(Data entries)

* * *

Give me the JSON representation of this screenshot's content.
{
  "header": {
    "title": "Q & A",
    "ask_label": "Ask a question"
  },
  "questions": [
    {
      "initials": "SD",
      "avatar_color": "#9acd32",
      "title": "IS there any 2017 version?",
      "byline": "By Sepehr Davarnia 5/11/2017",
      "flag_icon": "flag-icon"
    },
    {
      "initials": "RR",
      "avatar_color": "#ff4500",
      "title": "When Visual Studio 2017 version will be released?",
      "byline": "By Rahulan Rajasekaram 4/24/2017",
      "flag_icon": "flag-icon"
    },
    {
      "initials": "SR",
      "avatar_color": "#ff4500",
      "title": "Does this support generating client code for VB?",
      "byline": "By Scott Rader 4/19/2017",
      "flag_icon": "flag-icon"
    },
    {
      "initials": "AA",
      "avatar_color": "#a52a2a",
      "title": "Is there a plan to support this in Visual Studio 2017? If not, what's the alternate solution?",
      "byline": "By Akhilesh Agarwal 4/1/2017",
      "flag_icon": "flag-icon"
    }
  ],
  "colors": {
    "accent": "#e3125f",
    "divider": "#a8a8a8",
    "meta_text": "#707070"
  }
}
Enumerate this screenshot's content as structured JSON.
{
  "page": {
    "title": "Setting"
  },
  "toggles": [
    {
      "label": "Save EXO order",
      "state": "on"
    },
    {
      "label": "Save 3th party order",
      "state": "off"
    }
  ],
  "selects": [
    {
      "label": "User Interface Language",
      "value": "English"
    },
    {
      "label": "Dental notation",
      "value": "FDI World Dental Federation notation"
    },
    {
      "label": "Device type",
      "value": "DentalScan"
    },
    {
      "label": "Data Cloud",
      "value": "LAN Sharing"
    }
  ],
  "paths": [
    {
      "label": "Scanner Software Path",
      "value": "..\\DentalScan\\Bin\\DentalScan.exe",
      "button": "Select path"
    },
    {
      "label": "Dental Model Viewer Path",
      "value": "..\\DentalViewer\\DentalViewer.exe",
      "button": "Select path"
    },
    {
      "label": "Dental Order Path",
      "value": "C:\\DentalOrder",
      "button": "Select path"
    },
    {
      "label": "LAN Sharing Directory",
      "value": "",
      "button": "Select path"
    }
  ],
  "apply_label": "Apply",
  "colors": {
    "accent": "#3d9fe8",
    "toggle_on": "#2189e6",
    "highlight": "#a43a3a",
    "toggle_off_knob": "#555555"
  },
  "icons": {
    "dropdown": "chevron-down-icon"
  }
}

* * *

Only the lines from the one that contains "Enumerate this screenshot's" to the end of the entries above should be given again, exactly and in full.

Result of the task ::
Enumerate this screenshot's content as structured JSON.
{
  "page": {
    "title": "Setting"
  },
  "toggles": [
    {
      "label": "Save EXO order",
      "state": "on"
    },
    {
      "label": "Save 3th party order",
      "state": "off"
    }
  ],
  "selects": [
    {
      "label": "User Interface Language",
      "value": "English"
    },
    {
      "label": "Dental notation",
      "value": "FDI World Dental Federation notation"
    },
    {
      "label": "Device type",
      "value": "DentalScan"
    },
    {
      "label": "Data Cloud",
      "value": "LAN Sharing"
    }
  ],
  "paths": [
    {
      "label": "Scanner Software Path",
      "value": "..\\DentalScan\\Bin\\DentalScan.exe",
      "button": "Select path"
    },
    {
      "label": "Dental Model Viewer Path",
      "value": "..\\DentalViewer\\DentalViewer.exe",
      "button": "Select path"
    },
    {
      "label": "Dental Order Path",
      "value": "C:\\DentalOrder",
      "button": "Select path"
    },
    {
      "label": "LAN Sharing Directory",
      "value": "",
      "button": "Select path"
    }
  ],
  "apply_label": "Apply",
  "colors": {
    "accent": "#3d9fe8",
    "toggle_on": "#2189e6",
    "highlight": "#a43a3a",
    "toggle_off_knob": "#555555"
  },
  "icons": {
    "dropdown": "chevron-down-icon"
  }
}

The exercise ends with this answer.